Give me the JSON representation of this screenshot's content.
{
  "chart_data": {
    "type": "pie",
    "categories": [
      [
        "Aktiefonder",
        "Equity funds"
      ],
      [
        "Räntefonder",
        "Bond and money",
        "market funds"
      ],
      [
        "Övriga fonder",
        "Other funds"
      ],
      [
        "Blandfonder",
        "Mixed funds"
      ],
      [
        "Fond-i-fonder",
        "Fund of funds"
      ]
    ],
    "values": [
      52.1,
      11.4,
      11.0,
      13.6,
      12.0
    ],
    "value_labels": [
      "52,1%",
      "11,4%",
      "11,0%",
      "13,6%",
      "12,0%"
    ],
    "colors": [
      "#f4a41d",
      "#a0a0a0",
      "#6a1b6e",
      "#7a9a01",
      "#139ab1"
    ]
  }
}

Written request: Your task is to output all of the data above word for word.

Solution for this exercise:
Give me the JSON representation of this screenshot's content.
{
  "chart_data": {
    "type": "pie",
    "categories": [
      [
        "Aktiefonder",
        "Equity funds"
      ],
      [
        "Räntefonder",
        "Bond and money",
        "market funds"
      ],
      [
        "Övriga fonder",
        "Other funds"
      ],
      [
        "Blandfonder",
        "Mixed funds"
      ],
      [
        "Fond-i-fonder",
        "Fund of funds"
      ]
    ],
    "values": [
      52.1,
      11.4,
      11.0,
      13.6,
      12.0
    ],
    "value_labels": [
      "52,1%",
      "11,4%",
      "11,0%",
      "13,6%",
      "12,0%"
    ],
    "colors": [
      "#f4a41d",
      "#a0a0a0",
      "#6a1b6e",
      "#7a9a01",
      "#139ab1"
    ]
  }
}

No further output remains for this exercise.